(Excerpts from a figure dataset)

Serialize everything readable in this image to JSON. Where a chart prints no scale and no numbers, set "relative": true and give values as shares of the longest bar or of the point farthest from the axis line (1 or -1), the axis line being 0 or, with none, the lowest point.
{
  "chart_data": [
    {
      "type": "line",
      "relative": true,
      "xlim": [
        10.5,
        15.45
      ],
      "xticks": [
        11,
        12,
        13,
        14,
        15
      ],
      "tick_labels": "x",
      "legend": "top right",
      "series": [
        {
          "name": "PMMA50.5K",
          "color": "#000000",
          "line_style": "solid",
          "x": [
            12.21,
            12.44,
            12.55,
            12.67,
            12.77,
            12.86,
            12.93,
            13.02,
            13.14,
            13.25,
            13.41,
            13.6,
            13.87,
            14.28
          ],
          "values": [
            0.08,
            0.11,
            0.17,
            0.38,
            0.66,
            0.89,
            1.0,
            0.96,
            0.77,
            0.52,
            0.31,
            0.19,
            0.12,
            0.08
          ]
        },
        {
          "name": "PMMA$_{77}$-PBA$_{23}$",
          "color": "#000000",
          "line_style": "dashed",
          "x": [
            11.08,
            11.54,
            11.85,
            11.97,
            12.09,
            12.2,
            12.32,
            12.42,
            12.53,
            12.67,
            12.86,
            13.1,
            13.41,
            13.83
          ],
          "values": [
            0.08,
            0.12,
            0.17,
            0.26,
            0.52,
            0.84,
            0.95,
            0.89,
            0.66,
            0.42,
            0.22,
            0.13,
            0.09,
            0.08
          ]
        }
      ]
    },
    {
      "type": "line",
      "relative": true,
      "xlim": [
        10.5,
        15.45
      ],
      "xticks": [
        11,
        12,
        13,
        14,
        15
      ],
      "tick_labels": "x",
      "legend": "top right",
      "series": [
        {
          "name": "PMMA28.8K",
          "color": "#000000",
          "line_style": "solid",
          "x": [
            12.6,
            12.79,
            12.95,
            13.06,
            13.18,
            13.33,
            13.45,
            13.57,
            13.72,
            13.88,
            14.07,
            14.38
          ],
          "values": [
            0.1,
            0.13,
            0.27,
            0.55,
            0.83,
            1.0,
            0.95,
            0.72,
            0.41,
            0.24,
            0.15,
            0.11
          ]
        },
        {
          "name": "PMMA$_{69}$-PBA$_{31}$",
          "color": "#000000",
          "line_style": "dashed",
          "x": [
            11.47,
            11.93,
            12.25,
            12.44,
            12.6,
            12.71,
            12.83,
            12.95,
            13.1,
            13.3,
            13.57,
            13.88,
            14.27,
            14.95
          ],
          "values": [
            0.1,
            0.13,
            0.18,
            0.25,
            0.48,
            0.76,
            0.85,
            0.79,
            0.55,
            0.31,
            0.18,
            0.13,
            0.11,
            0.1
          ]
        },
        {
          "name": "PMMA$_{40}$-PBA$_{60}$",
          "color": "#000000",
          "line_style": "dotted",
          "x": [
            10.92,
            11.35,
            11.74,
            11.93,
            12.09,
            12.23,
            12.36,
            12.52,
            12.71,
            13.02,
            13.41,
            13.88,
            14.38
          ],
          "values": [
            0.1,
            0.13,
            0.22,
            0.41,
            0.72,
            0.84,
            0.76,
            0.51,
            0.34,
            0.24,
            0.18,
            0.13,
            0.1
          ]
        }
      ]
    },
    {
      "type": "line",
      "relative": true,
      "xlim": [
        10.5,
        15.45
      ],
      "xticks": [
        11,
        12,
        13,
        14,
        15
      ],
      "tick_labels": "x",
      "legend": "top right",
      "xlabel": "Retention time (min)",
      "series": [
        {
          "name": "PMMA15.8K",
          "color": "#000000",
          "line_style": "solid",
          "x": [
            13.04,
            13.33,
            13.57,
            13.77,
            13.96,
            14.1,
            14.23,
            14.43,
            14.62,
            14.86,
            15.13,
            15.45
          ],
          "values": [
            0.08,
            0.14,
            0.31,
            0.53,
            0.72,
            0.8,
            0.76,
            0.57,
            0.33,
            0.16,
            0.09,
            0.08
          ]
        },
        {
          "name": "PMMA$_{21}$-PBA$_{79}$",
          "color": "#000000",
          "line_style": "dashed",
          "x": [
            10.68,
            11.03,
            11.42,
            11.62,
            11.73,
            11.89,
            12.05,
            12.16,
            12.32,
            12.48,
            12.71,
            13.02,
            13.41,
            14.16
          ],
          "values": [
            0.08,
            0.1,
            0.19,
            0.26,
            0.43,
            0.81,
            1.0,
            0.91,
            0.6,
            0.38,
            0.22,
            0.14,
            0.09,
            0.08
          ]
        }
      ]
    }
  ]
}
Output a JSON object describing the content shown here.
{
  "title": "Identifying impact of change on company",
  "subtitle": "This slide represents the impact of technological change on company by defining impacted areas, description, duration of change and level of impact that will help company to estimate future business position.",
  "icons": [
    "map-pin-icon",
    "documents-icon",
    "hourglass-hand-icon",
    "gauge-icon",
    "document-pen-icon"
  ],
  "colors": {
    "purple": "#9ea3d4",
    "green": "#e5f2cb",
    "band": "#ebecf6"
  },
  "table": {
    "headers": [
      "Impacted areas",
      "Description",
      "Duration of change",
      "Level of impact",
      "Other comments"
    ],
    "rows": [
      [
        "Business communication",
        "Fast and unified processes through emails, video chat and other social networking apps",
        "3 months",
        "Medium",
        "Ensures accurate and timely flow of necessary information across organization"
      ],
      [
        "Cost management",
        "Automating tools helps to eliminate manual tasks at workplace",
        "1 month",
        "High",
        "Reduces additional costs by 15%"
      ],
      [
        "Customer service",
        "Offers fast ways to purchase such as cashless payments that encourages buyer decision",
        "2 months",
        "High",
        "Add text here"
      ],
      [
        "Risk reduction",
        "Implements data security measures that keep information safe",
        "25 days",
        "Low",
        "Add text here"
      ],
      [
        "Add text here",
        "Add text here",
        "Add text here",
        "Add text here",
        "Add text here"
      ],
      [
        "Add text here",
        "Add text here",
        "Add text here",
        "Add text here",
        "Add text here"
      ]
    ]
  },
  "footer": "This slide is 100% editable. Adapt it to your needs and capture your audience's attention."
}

**Work to do**
Copy out each record exactly as given, omitting none.

**Written reply**
Serialize everything readable in this image to JSON. Where a chart prints no scale and no numbers, set "relative": true and give values as shares of the longest bar or of the point farthest from the axis line (1 or -1), the axis line being 0 or, with none, the lowest point.
{
  "chart_data": [
    {
      "type": "line",
      "relative": true,
      "xlim": [
        10.5,
        15.45
      ],
      "xticks": [
        11,
        12,
        13,
        14,
        15
      ],
      "tick_labels": "x",
      "legend": "top right",
      "series": [
        {
          "name": "PMMA50.5K",
          "color": "#000000",
          "line_style": "solid",
          "x": [
            12.21,
            12.44,
            12.55,
            12.67,
            12.77,
            12.86,
            12.93,
            13.02,
            13.14,
            13.25,
            13.41,
            13.6,
            13.87,
            14.28
          ],
          "values": [
            0.08,
            0.11,
            0.17,
            0.38,
            0.66,
            0.89,
            1.0,
            0.96,
            0.77,
            0.52,
            0.31,
            0.19,
            0.12,
            0.08
          ]
        },
        {
          "name": "PMMA$_{77}$-PBA$_{23}$",
          "color": "#000000",
          "line_style": "dashed",
          "x": [
            11.08,
            11.54,
            11.85,
            11.97,
            12.09,
            12.2,
            12.32,
            12.42,
            12.53,
            12.67,
            12.86,
            13.1,
            13.41,
            13.83
          ],
          "values": [
            0.08,
            0.12,
            0.17,
            0.26,
            0.52,
            0.84,
            0.95,
            0.89,
            0.66,
            0.42,
            0.22,
            0.13,
            0.09,
            0.08
          ]
        }
      ]
    },
    {
      "type": "line",
      "relative": true,
      "xlim": [
        10.5,
        15.45
      ],
      "xticks": [
        11,
        12,
        13,
        14,
        15
      ],
      "tick_labels": "x",
      "legend": "top right",
      "series": [
        {
          "name": "PMMA28.8K",
          "color": "#000000",
          "line_style": "solid",
          "x": [
            12.6,
            12.79,
            12.95,
            13.06,
            13.18,
            13.33,
            13.45,
            13.57,
            13.72,
            13.88,
            14.07,
            14.38
          ],
          "values": [
            0.1,
            0.13,
            0.27,
            0.55,
            0.83,
            1.0,
            0.95,
            0.72,
            0.41,
            0.24,
            0.15,
            0.11
          ]
        },
        {
          "name": "PMMA$_{69}$-PBA$_{31}$",
          "color": "#000000",
          "line_style": "dashed",
          "x": [
            11.47,
            11.93,
            12.25,
            12.44,
            12.6,
            12.71,
            12.83,
            12.95,
            13.1,
            13.3,
            13.57,
            13.88,
            14.27,
            14.95
          ],
          "values": [
            0.1,
            0.13,
            0.18,
            0.25,
            0.48,
            0.76,
            0.85,
            0.79,
            0.55,
            0.31,
            0.18,
            0.13,
            0.11,
            0.1
          ]
        },
        {
          "name": "PMMA$_{40}$-PBA$_{60}$",
          "color": "#000000",
          "line_style": "dotted",
          "x": [
            10.92,
            11.35,
            11.74,
            11.93,
            12.09,
            12.23,
            12.36,
            12.52,
            12.71,
            13.02,
            13.41,
            13.88,
            14.38
          ],
          "values": [
            0.1,
            0.13,
            0.22,
            0.41,
            0.72,
            0.84,
            0.76,
            0.51,
            0.34,
            0.24,
            0.18,
            0.13,
            0.1
          ]
        }
      ]
    },
    {
      "type": "line",
      "relative": true,
      "xlim": [
        10.5,
        15.45
      ],
      "xticks": [
        11,
        12,
        13,
        14,
        15
      ],
      "tick_labels": "x",
      "legend": "top right",
      "xlabel": "Retention time (min)",
      "series": [
        {
          "name": "PMMA15.8K",
          "color": "#000000",
          "line_style": "solid",
          "x": [
            13.04,
            13.33,
            13.57,
            13.77,
            13.96,
            14.1,
            14.23,
            14.43,
            14.62,
            14.86,
            15.13,
            15.45
          ],
          "values": [
            0.08,
            0.14,
            0.31,
            0.53,
            0.72,
            0.8,
            0.76,
            0.57,
            0.33,
            0.16,
            0.09,
            0.08
          ]
        },
        {
          "name": "PMMA$_{21}$-PBA$_{79}$",
          "color": "#000000",
          "line_style": "dashed",
          "x": [
            10.68,
            11.03,
            11.42,
            11.62,
            11.73,
            11.89,
            12.05,
            12.16,
            12.32,
            12.48,
            12.71,
            13.02,
            13.41,
            14.16
          ],
          "values": [
            0.08,
            0.1,
            0.19,
            0.26,
            0.43,
            0.81,
            1.0,
            0.91,
            0.6,
            0.38,
            0.22,
            0.14,
            0.09,
            0.08
          ]
        }
      ]
    }
  ]
}
Output a JSON object describing the content shown here.
{
  "title": "Identifying impact of change on company",
  "subtitle": "This slide represents the impact of technological change on company by defining impacted areas, description, duration of change and level of impact that will help company to estimate future business position.",
  "icons": [
    "map-pin-icon",
    "documents-icon",
    "hourglass-hand-icon",
    "gauge-icon",
    "document-pen-icon"
  ],
  "colors": {
    "purple": "#9ea3d4",
    "green": "#e5f2cb",
    "band": "#ebecf6"
  },
  "table": {
    "headers": [
      "Impacted areas",
      "Description",
      "Duration of change",
      "Level of impact",
      "Other comments"
    ],
    "rows": [
      [
        "Business communication",
        "Fast and unified processes through emails, video chat and other social networking apps",
        "3 months",
        "Medium",
        "Ensures accurate and timely flow of necessary information across organization"
      ],
      [
        "Cost management",
        "Automating tools helps to eliminate manual tasks at workplace",
        "1 month",
        "High",
        "Reduces additional costs by 15%"
      ],
      [
        "Customer service",
        "Offers fast ways to purchase such as cashless payments that encourages buyer decision",
        "2 months",
        "High",
        "Add text here"
      ],
      [
        "Risk reduction",
        "Implements data security measures that keep information safe",
        "25 days",
        "Low",
        "Add text here"
      ],
      [
        "Add text here",
        "Add text here",
        "Add text here",
        "Add text here",
        "Add text here"
      ],
      [
        "Add text here",
        "Add text here",
        "Add text here",
        "Add text here",
        "Add text here"
      ]
    ]
  },
  "footer": "This slide is 100% editable. Adapt it to your needs and capture your audience's attention."
}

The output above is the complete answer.